• **DATA SUPPLIED**:
▬▬▬▬▬▬

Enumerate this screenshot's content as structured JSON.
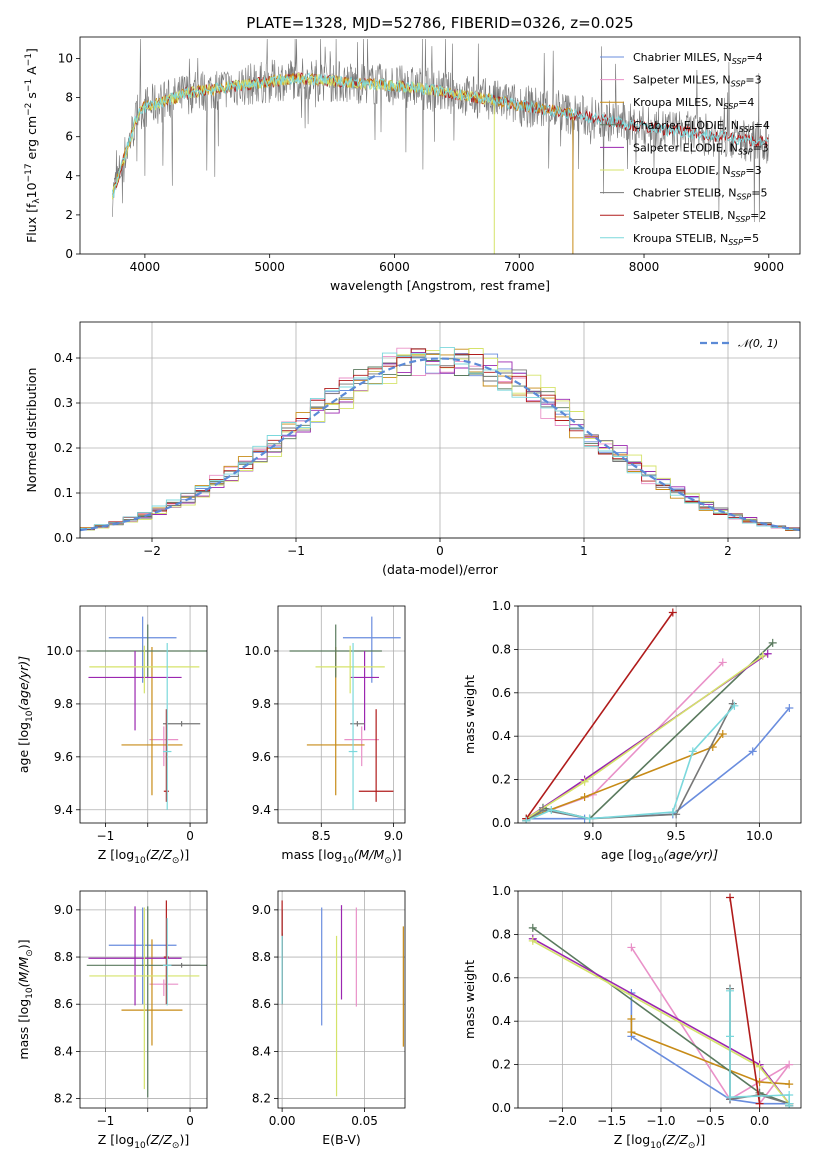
{
  "figure": {
    "title": "PLATE=1328, MJD=52786, FIBERID=0326, z=0.025",
    "model_colors": {
      "Chabrier MILES": "#6a8dde",
      "Salpeter MILES": "#e991c8",
      "Kroupa MILES": "#c78b17",
      "Chabrier ELODIE": "#5a7a5e",
      "Salpeter ELODIE": "#9b27b0",
      "Kroupa ELODIE": "#d5e36a",
      "Chabrier STELIB": "#777777",
      "Salpeter STELIB": "#b01b1b",
      "Kroupa STELIB": "#7bd8dc"
    }
  },
  "chart_data": [
    {
      "id": "spectrum",
      "type": "line",
      "title": "PLATE=1328, MJD=52786, FIBERID=0326, z=0.025",
      "xlabel": "wavelength [Angstrom, rest frame]",
      "ylabel": "Flux [f",
      "xlim": [
        3480,
        9250
      ],
      "ylim": [
        0,
        11.1
      ],
      "xticks": [
        4000,
        5000,
        6000,
        7000,
        8000,
        9000
      ],
      "yticks": [
        0,
        2,
        4,
        6,
        8,
        10
      ],
      "grid": false,
      "legend_position": "top-right",
      "legend": [
        {
          "label": "Chabrier MILES, N",
          "sub": "SSP",
          "val": "=4",
          "color": "#6a8dde"
        },
        {
          "label": "Salpeter MILES, N",
          "sub": "SSP",
          "val": "=3",
          "color": "#e991c8"
        },
        {
          "label": "Kroupa MILES, N",
          "sub": "SSP",
          "val": "=4",
          "color": "#c78b17"
        },
        {
          "label": "Chabrier ELODIE, N",
          "sub": "SSP",
          "val": "=4",
          "color": "#5a7a5e"
        },
        {
          "label": "Salpeter ELODIE, N",
          "sub": "SSP",
          "val": "=3",
          "color": "#9b27b0"
        },
        {
          "label": "Kroupa ELODIE, N",
          "sub": "SSP",
          "val": "=3",
          "color": "#d5e36a"
        },
        {
          "label": "Chabrier STELIB, N",
          "sub": "SSP",
          "val": "=5",
          "color": "#777777"
        },
        {
          "label": "Salpeter STELIB, N",
          "sub": "SSP",
          "val": "=2",
          "color": "#b01b1b"
        },
        {
          "label": "Kroupa STELIB, N",
          "sub": "SSP",
          "val": "=5",
          "color": "#7bd8dc"
        }
      ],
      "series_ranges": [
        {
          "name": "Chabrier STELIB",
          "color": "#777777",
          "x": [
            3740,
            9000
          ]
        },
        {
          "name": "Salpeter STELIB",
          "color": "#b01b1b",
          "x": [
            3740,
            9000
          ]
        },
        {
          "name": "Kroupa MILES",
          "color": "#c78b17",
          "x": [
            3740,
            7430
          ]
        },
        {
          "name": "Kroupa ELODIE",
          "color": "#d5e36a",
          "x": [
            3740,
            6800
          ]
        },
        {
          "name": "Kroupa STELIB",
          "color": "#7bd8dc",
          "x": [
            3740,
            9000
          ]
        }
      ]
    },
    {
      "id": "residuals",
      "type": "bar",
      "xlabel": "(data-model)/error",
      "ylabel": "Normed distribution",
      "xlim": [
        -2.5,
        2.5
      ],
      "ylim": [
        0,
        0.48
      ],
      "xticks": [
        -2,
        -1,
        0,
        1,
        2
      ],
      "yticks": [
        0.0,
        0.1,
        0.2,
        0.3,
        0.4
      ],
      "grid": true,
      "legend_position": "top-right",
      "legend": [
        {
          "label": "𝒩(0, 1)",
          "color": "#5b8ad6",
          "style": "dashed"
        }
      ],
      "bin_width": 0.1,
      "reference_curve": "normal(0,1)"
    },
    {
      "id": "age_vs_Z",
      "type": "scatter",
      "xlabel": "Z [log",
      "xlabel_tail": "(Z/Z",
      "ylabel": "age  [log",
      "ylabel_tail": "(age/yr)]",
      "xlim": [
        -1.3,
        0.2
      ],
      "ylim": [
        9.35,
        10.17
      ],
      "xticks": [
        -1,
        -0.5,
        0
      ],
      "xticklabels": [
        "−1",
        "",
        "0"
      ],
      "yticks": [
        9.4,
        9.6,
        9.8,
        10.0
      ],
      "grid": true,
      "points": [
        {
          "x": -0.56,
          "xerr": 0.4,
          "y": 10.05,
          "yerr": [
            0.17,
            0.08
          ],
          "color": "#6a8dde"
        },
        {
          "x": -0.31,
          "xerr": 0.17,
          "y": 9.665,
          "yerr": [
            0.1,
            0.05
          ],
          "color": "#e991c8"
        },
        {
          "x": -0.45,
          "xerr": 0.36,
          "y": 9.645,
          "yerr": [
            0.19,
            0.37
          ],
          "color": "#c78b17"
        },
        {
          "x": -0.5,
          "xerr": 0.72,
          "y": 10.0,
          "yerr": [
            0.1,
            0.1
          ],
          "color": "#5a7a5e"
        },
        {
          "x": -0.65,
          "xerr": 0.55,
          "y": 9.9,
          "yerr": [
            0.2,
            0.1
          ],
          "color": "#9b27b0"
        },
        {
          "x": -0.54,
          "xerr": 0.65,
          "y": 9.94,
          "yerr": [
            0.1,
            0.08
          ],
          "color": "#d5e36a"
        },
        {
          "x": -0.1,
          "xerr": 0.22,
          "y": 9.725,
          "yerr": [
            0.01,
            0.01
          ],
          "color": "#777777"
        },
        {
          "x": -0.28,
          "xerr": 0.03,
          "y": 9.47,
          "yerr": [
            0.04,
            0.31
          ],
          "color": "#b01b1b"
        },
        {
          "x": -0.27,
          "xerr": 0.05,
          "y": 9.62,
          "yerr": [
            0.22,
            0.41
          ],
          "color": "#7bd8dc"
        }
      ]
    },
    {
      "id": "age_vs_mass",
      "type": "scatter",
      "xlabel": "mass [log",
      "xlabel_tail": "(M/M",
      "xlim": [
        8.2,
        9.08
      ],
      "ylim": [
        9.35,
        10.17
      ],
      "xticks": [
        8.5,
        9.0
      ],
      "yticks": [
        9.4,
        9.6,
        9.8,
        10.0
      ],
      "grid": true,
      "points": [
        {
          "x": 8.85,
          "xerr": 0.2,
          "y": 10.05,
          "yerr": [
            0.17,
            0.08
          ],
          "color": "#6a8dde"
        },
        {
          "x": 8.78,
          "xerr": 0.12,
          "y": 9.665,
          "yerr": [
            0.1,
            0.05
          ],
          "color": "#e991c8"
        },
        {
          "x": 8.6,
          "xerr": 0.2,
          "y": 9.645,
          "yerr": [
            0.19,
            0.37
          ],
          "color": "#c78b17"
        },
        {
          "x": 8.6,
          "xerr": 0.32,
          "y": 10.0,
          "yerr": [
            0.1,
            0.1
          ],
          "color": "#5a7a5e"
        },
        {
          "x": 8.8,
          "xerr": 0.1,
          "y": 9.9,
          "yerr": [
            0.2,
            0.1
          ],
          "color": "#9b27b0"
        },
        {
          "x": 8.7,
          "xerr": 0.24,
          "y": 9.94,
          "yerr": [
            0.1,
            0.08
          ],
          "color": "#d5e36a"
        },
        {
          "x": 8.75,
          "xerr": 0.05,
          "y": 9.725,
          "yerr": [
            0.01,
            0.01
          ],
          "color": "#777777"
        },
        {
          "x": 8.88,
          "xerr": 0.12,
          "y": 9.47,
          "yerr": [
            0.04,
            0.31
          ],
          "color": "#b01b1b"
        },
        {
          "x": 8.72,
          "xerr": 0.03,
          "y": 9.62,
          "yerr": [
            0.22,
            0.41
          ],
          "color": "#7bd8dc"
        }
      ]
    },
    {
      "id": "weight_vs_age",
      "type": "line",
      "xlabel": "age  [log",
      "xlabel_tail": "(age/yr)]",
      "ylabel": "mass weight",
      "xlim": [
        8.55,
        10.25
      ],
      "ylim": [
        0,
        1.0
      ],
      "xticks": [
        9.0,
        9.5,
        10.0
      ],
      "yticks": [
        0.0,
        0.2,
        0.4,
        0.6,
        0.8,
        1.0
      ],
      "grid": true,
      "series": [
        {
          "name": "Chabrier MILES",
          "color": "#6a8dde",
          "x": [
            8.6,
            8.95,
            9.48,
            9.96,
            10.18
          ],
          "y": [
            0.02,
            0.02,
            0.04,
            0.33,
            0.53
          ]
        },
        {
          "name": "Salpeter MILES",
          "color": "#e991c8",
          "x": [
            8.6,
            9.0,
            9.78
          ],
          "y": [
            0.02,
            0.13,
            0.74
          ]
        },
        {
          "name": "Kroupa MILES",
          "color": "#c78b17",
          "x": [
            8.6,
            8.95,
            9.72,
            9.78
          ],
          "y": [
            0.02,
            0.12,
            0.35,
            0.41
          ]
        },
        {
          "name": "Chabrier ELODIE",
          "color": "#5a7a5e",
          "x": [
            8.6,
            8.7,
            8.98,
            10.08
          ],
          "y": [
            0.01,
            0.07,
            0.02,
            0.83
          ]
        },
        {
          "name": "Salpeter ELODIE",
          "color": "#9b27b0",
          "x": [
            8.6,
            8.95,
            10.05
          ],
          "y": [
            0.02,
            0.2,
            0.78
          ]
        },
        {
          "name": "Kroupa ELODIE",
          "color": "#d5e36a",
          "x": [
            8.6,
            8.95,
            10.02
          ],
          "y": [
            0.02,
            0.19,
            0.77
          ]
        },
        {
          "name": "Chabrier STELIB",
          "color": "#777777",
          "x": [
            8.6,
            8.7,
            8.98,
            9.5,
            9.84
          ],
          "y": [
            0.01,
            0.06,
            0.02,
            0.04,
            0.55
          ]
        },
        {
          "name": "Salpeter STELIB",
          "color": "#b01b1b",
          "x": [
            8.6,
            9.48
          ],
          "y": [
            0.02,
            0.97
          ]
        },
        {
          "name": "Kroupa STELIB",
          "color": "#7bd8dc",
          "x": [
            8.6,
            8.75,
            8.98,
            9.48,
            9.6,
            9.85
          ],
          "y": [
            0.01,
            0.06,
            0.02,
            0.05,
            0.33,
            0.54
          ]
        }
      ]
    },
    {
      "id": "mass_vs_Z",
      "type": "scatter",
      "xlabel": "Z [log",
      "xlabel_tail": "(Z/Z",
      "ylabel": "mass [log",
      "ylabel_tail": "(M/M",
      "xlim": [
        -1.3,
        0.2
      ],
      "ylim": [
        8.16,
        9.08
      ],
      "xticks": [
        -1,
        -0.5,
        0
      ],
      "xticklabels": [
        "−1",
        "",
        "0"
      ],
      "yticks": [
        8.2,
        8.4,
        8.6,
        8.8,
        9.0
      ],
      "grid": true,
      "points": [
        {
          "x": -0.56,
          "xerr": 0.4,
          "y": 8.85,
          "yerr": [
            0.25,
            0.16
          ],
          "color": "#6a8dde"
        },
        {
          "x": -0.31,
          "xerr": 0.17,
          "y": 8.685,
          "yerr": [
            0.05,
            0.02
          ],
          "color": "#e991c8"
        },
        {
          "x": -0.45,
          "xerr": 0.36,
          "y": 8.575,
          "yerr": [
            0.15,
            0.3
          ],
          "color": "#c78b17"
        },
        {
          "x": -0.5,
          "xerr": 0.72,
          "y": 8.765,
          "yerr": [
            0.56,
            0.25
          ],
          "color": "#5a7a5e"
        },
        {
          "x": -0.65,
          "xerr": 0.55,
          "y": 8.795,
          "yerr": [
            0.2,
            0.22
          ],
          "color": "#9b27b0"
        },
        {
          "x": -0.54,
          "xerr": 0.65,
          "y": 8.72,
          "yerr": [
            0.48,
            0.29
          ],
          "color": "#d5e36a"
        },
        {
          "x": -0.1,
          "xerr": 0.22,
          "y": 8.765,
          "yerr": [
            0.01,
            0.01
          ],
          "color": "#777777"
        },
        {
          "x": -0.28,
          "xerr": 0.03,
          "y": 8.8,
          "yerr": [
            0.2,
            0.24
          ],
          "color": "#b01b1b"
        },
        {
          "x": -0.27,
          "xerr": 0.05,
          "y": 8.765,
          "yerr": [
            0.17,
            0.2
          ],
          "color": "#7bd8dc"
        }
      ]
    },
    {
      "id": "mass_vs_ebv",
      "type": "scatter",
      "xlabel": "E(B-V)",
      "xlim": [
        -0.0025,
        0.0745
      ],
      "ylim": [
        8.16,
        9.08
      ],
      "xticks": [
        0.0,
        0.05
      ],
      "xticklabels": [
        "0.00",
        "0.05"
      ],
      "yticks": [
        8.2,
        8.4,
        8.6,
        8.8,
        9.0
      ],
      "grid": true,
      "points": [
        {
          "x": 0.024,
          "xerr": 0,
          "y": 8.76,
          "yerr": [
            0.25,
            0.25
          ],
          "color": "#6a8dde"
        },
        {
          "x": 0.045,
          "xerr": 0,
          "y": 8.77,
          "yerr": [
            0.18,
            0.24
          ],
          "color": "#e991c8"
        },
        {
          "x": 0.0735,
          "xerr": 0,
          "y": 8.68,
          "yerr": [
            0.26,
            0.25
          ],
          "color": "#c78b17"
        },
        {
          "x": 0.0,
          "xerr": 0,
          "y": 8.75,
          "yerr": [
            0.15,
            0.15
          ],
          "color": "#5a7a5e"
        },
        {
          "x": 0.036,
          "xerr": 0,
          "y": 8.82,
          "yerr": [
            0.2,
            0.2
          ],
          "color": "#9b27b0"
        },
        {
          "x": 0.033,
          "xerr": 0,
          "y": 8.56,
          "yerr": [
            0.35,
            0.33
          ],
          "color": "#d5e36a"
        },
        {
          "x": 0.0,
          "xerr": 0,
          "y": 8.8,
          "yerr": [
            0.2,
            0.2
          ],
          "color": "#777777"
        },
        {
          "x": 0.0,
          "xerr": 0,
          "y": 8.82,
          "yerr": [
            0.22,
            0.22
          ],
          "color": "#b01b1b"
        },
        {
          "x": 0.0,
          "xerr": 0,
          "y": 8.75,
          "yerr": [
            0.15,
            0.14
          ],
          "color": "#7bd8dc"
        }
      ]
    },
    {
      "id": "weight_vs_Z",
      "type": "line",
      "xlabel": "Z [log",
      "xlabel_tail": "(Z/Z",
      "ylabel": "mass weight",
      "xlim": [
        -2.45,
        0.42
      ],
      "ylim": [
        0,
        1.0
      ],
      "xticks": [
        -2.0,
        -1.5,
        -1.0,
        -0.5,
        0.0
      ],
      "xticklabels": [
        "−2.0",
        "−1.5",
        "−1.0",
        "−0.5",
        "0.0"
      ],
      "yticks": [
        0.0,
        0.2,
        0.4,
        0.6,
        0.8,
        1.0
      ],
      "grid": true,
      "series": [
        {
          "name": "Chabrier MILES",
          "color": "#6a8dde",
          "x": [
            -1.3,
            -1.3,
            -0.3,
            0.0,
            0.3
          ],
          "y": [
            0.53,
            0.33,
            0.04,
            0.02,
            0.02
          ]
        },
        {
          "name": "Salpeter MILES",
          "color": "#e991c8",
          "x": [
            -1.3,
            -0.3,
            0.3,
            0.0
          ],
          "y": [
            0.74,
            0.04,
            0.2,
            0.02
          ]
        },
        {
          "name": "Kroupa MILES",
          "color": "#c78b17",
          "x": [
            -1.3,
            -1.3,
            0.0,
            0.3
          ],
          "y": [
            0.41,
            0.35,
            0.12,
            0.11
          ]
        },
        {
          "name": "Chabrier ELODIE",
          "color": "#5a7a5e",
          "x": [
            -2.3,
            0.0,
            0.3,
            0.3
          ],
          "y": [
            0.83,
            0.07,
            0.02,
            0.01
          ]
        },
        {
          "name": "Salpeter ELODIE",
          "color": "#9b27b0",
          "x": [
            -2.3,
            0.0,
            0.3
          ],
          "y": [
            0.78,
            0.2,
            0.02
          ]
        },
        {
          "name": "Kroupa ELODIE",
          "color": "#d5e36a",
          "x": [
            -2.3,
            0.0,
            0.3
          ],
          "y": [
            0.77,
            0.19,
            0.02
          ]
        },
        {
          "name": "Chabrier STELIB",
          "color": "#777777",
          "x": [
            -0.3,
            -0.3,
            0.0,
            0.3,
            0.3
          ],
          "y": [
            0.55,
            0.04,
            0.06,
            0.02,
            0.01
          ]
        },
        {
          "name": "Salpeter STELIB",
          "color": "#b01b1b",
          "x": [
            -0.3,
            0.0
          ],
          "y": [
            0.97,
            0.02
          ]
        },
        {
          "name": "Kroupa STELIB",
          "color": "#7bd8dc",
          "x": [
            -0.3,
            -0.3,
            -0.3,
            0.3,
            0.3,
            0.3
          ],
          "y": [
            0.54,
            0.33,
            0.05,
            0.06,
            0.02,
            0.01
          ]
        }
      ]
    }
  ]
}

▬▬▬▬▬▬

• **THE EXERCISE**: Pull out each line of the records holding the string "title".

• **RESULT OF THIS EXERCISE**:
    "title": "PLATE=1328, MJD=52786, FIBERID=0326, z=0.025",
      "title": "PLATE=1328, MJD=52786, FIBERID=0326, z=0.025",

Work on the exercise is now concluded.